Aim of the task.
Quote the lines below verbatim, from the start of the records through the line containing "cell-elettori: 1.770.443 —", inclusive.

Data supplied.
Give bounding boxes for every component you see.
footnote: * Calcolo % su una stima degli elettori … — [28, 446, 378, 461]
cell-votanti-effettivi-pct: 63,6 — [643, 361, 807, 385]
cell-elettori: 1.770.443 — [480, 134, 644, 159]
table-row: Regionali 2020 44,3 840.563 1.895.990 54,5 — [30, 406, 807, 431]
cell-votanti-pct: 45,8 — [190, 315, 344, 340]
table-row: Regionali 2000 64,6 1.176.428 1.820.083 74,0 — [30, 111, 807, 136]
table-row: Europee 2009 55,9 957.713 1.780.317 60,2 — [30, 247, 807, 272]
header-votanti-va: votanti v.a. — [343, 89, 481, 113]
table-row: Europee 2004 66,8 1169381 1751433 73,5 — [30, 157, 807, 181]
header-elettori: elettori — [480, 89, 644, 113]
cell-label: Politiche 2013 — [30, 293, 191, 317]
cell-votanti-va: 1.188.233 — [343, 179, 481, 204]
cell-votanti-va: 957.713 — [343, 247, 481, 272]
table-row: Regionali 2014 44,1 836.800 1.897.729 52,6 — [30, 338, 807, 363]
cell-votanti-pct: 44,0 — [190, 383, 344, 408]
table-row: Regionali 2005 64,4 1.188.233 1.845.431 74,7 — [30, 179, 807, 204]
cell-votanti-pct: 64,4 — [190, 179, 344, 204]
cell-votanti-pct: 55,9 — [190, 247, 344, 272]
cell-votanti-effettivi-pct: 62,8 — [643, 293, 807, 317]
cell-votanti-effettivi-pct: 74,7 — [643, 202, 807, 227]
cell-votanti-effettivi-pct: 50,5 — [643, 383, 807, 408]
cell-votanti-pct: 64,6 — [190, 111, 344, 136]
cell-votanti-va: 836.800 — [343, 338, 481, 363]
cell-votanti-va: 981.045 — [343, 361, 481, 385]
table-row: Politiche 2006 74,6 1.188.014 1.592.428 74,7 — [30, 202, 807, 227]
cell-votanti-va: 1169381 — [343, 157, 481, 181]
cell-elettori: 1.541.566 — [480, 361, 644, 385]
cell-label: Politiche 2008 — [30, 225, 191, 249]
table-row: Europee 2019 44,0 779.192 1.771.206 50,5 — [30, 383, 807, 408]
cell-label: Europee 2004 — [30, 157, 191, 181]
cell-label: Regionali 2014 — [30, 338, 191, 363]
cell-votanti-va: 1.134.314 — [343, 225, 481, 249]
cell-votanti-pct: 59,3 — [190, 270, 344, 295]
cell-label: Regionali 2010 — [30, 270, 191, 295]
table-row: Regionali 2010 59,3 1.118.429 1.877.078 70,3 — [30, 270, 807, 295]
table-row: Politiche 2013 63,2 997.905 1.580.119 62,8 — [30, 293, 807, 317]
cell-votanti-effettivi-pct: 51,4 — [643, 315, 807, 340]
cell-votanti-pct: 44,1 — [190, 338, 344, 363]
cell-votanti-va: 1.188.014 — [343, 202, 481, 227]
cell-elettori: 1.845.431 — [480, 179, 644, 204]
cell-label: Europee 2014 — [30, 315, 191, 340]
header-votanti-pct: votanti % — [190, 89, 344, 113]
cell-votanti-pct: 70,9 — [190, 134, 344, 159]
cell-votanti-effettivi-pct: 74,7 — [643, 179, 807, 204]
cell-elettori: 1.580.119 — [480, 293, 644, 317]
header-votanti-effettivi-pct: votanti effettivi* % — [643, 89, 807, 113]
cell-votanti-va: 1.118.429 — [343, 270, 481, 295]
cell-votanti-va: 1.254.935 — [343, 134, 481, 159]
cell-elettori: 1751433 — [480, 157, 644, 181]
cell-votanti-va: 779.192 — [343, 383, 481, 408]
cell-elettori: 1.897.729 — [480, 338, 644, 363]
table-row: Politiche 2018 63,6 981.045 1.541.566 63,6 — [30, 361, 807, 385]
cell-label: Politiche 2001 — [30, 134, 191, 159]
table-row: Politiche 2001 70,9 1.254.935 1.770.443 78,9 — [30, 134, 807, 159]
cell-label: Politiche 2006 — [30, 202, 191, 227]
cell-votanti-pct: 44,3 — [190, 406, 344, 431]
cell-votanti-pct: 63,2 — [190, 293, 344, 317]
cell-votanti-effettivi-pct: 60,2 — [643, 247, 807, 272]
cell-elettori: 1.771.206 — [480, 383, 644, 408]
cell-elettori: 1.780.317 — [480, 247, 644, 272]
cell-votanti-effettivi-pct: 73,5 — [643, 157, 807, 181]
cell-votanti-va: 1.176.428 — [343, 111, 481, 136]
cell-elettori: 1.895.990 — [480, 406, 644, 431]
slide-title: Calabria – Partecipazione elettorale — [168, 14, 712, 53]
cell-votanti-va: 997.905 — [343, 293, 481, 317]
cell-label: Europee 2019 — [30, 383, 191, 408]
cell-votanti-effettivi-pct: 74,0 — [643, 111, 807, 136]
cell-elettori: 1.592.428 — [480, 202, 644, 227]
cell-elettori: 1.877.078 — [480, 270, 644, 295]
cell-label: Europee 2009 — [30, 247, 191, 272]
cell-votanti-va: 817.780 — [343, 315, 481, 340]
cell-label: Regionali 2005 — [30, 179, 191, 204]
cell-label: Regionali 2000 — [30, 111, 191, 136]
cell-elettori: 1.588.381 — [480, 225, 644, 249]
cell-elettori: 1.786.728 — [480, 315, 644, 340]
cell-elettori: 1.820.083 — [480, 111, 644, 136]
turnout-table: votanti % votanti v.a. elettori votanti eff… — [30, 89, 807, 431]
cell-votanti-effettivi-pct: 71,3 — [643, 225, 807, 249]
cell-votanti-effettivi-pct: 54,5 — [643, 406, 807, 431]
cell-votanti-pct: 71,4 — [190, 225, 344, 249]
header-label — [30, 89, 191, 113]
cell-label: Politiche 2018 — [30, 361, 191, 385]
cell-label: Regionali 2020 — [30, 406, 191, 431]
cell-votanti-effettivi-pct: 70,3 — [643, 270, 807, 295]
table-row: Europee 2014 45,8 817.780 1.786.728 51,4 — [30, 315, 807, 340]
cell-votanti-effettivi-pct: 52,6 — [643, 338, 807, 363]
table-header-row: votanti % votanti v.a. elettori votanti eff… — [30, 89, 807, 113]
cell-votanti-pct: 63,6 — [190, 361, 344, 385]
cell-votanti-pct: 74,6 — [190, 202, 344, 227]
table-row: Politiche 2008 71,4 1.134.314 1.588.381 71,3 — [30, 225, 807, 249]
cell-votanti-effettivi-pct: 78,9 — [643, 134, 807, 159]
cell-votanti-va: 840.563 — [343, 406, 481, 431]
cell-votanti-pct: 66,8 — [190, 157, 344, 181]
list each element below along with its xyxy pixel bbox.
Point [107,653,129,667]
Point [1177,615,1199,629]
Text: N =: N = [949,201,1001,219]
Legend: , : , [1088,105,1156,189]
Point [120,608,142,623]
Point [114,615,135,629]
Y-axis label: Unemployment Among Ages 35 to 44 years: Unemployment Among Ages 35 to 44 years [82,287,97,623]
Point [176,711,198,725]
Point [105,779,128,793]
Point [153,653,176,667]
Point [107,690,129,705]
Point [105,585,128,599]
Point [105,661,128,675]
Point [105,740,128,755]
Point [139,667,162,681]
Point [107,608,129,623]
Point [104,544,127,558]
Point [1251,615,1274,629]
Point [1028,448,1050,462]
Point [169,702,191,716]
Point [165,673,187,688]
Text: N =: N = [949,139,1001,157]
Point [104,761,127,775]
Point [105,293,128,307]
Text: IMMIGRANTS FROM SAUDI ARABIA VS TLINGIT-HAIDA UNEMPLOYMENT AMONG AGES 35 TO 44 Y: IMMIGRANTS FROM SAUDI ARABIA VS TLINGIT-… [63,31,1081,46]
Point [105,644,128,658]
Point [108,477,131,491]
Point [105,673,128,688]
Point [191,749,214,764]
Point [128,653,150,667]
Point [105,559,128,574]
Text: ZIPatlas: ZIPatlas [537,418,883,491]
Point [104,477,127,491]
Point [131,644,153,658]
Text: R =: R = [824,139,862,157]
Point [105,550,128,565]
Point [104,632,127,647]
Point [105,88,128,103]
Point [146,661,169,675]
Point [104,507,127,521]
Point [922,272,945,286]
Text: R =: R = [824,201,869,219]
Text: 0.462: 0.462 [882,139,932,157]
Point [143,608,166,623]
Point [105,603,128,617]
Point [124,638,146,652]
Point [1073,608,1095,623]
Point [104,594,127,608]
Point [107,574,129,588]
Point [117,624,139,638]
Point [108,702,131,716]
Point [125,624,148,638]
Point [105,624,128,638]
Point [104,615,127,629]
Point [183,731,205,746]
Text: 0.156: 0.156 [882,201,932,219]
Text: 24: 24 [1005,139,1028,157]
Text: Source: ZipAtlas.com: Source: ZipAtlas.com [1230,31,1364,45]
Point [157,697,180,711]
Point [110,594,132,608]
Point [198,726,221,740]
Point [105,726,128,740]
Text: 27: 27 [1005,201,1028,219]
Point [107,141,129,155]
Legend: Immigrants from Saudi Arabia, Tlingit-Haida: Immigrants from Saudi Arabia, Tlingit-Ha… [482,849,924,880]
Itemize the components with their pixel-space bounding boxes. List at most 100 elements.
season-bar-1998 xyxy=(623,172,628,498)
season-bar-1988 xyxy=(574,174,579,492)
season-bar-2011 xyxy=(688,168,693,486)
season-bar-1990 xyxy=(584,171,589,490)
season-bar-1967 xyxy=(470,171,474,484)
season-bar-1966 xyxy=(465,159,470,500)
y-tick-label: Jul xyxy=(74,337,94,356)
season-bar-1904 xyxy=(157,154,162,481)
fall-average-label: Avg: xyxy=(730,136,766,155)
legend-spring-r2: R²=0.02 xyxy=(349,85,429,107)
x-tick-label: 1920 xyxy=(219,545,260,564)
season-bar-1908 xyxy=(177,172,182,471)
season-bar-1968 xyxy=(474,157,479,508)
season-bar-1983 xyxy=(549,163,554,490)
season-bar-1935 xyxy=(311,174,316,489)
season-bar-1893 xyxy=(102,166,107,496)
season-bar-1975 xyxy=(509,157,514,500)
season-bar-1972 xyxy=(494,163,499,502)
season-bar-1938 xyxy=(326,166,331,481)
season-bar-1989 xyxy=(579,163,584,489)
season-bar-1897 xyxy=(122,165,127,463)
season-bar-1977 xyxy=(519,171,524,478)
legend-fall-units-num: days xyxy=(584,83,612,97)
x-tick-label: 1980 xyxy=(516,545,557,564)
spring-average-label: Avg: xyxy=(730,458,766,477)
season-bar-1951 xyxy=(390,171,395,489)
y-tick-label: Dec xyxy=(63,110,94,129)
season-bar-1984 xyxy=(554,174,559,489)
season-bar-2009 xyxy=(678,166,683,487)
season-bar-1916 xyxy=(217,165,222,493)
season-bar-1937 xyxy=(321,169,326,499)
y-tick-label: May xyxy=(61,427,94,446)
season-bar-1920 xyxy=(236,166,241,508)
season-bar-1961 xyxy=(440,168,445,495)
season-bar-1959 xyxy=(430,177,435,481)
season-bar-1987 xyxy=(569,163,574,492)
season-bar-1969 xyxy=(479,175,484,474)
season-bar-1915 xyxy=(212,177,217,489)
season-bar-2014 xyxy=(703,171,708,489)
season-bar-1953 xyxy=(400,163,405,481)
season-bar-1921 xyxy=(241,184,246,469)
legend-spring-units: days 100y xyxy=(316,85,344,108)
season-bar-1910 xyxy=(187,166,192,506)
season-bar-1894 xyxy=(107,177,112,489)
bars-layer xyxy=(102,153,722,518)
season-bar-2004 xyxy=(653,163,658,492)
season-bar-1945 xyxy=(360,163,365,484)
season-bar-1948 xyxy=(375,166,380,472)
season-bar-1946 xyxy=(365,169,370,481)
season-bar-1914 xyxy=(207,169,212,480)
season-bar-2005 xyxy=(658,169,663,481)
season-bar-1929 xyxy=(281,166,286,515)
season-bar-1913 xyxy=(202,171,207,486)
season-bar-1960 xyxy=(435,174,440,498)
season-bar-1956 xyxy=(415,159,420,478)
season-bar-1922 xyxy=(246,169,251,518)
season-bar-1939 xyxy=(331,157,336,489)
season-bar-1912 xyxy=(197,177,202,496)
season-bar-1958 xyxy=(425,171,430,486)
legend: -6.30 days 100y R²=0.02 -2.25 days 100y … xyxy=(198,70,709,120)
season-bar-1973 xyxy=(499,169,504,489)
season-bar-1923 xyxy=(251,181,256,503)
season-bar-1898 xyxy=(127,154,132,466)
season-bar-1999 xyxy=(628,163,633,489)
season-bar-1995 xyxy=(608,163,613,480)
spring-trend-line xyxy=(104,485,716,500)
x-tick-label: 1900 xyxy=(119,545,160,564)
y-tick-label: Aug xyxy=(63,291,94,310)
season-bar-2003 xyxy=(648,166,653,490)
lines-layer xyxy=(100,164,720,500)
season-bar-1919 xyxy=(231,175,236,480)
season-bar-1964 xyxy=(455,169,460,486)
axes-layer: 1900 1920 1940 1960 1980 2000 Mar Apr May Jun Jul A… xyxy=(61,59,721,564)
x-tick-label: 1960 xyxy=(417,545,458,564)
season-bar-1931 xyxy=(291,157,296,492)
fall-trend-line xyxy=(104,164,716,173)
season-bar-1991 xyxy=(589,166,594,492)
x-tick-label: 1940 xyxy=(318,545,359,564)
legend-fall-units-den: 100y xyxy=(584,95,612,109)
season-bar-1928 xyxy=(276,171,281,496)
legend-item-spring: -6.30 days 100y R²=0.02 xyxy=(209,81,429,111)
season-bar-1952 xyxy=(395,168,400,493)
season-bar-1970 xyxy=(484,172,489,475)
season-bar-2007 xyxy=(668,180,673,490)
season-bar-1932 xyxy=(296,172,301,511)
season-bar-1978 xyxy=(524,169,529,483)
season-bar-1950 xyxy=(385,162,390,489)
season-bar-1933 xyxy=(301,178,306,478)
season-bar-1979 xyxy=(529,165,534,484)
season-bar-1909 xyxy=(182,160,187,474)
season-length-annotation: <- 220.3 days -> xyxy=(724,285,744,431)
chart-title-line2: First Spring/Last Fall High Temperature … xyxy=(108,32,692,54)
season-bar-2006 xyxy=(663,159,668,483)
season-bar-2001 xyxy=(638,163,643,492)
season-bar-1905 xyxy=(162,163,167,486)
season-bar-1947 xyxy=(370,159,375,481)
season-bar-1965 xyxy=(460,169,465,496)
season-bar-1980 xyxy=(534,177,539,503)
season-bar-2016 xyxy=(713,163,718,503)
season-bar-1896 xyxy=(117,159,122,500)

Task answer.
Give bounding boxes for every component you see.
footnote: * Calcolo % su una stima degli elettori … — [28, 446, 378, 461]
cell-votanti-effettivi-pct: 63,6 — [643, 361, 807, 385]
cell-elettori: 1.770.443 — [480, 134, 644, 159]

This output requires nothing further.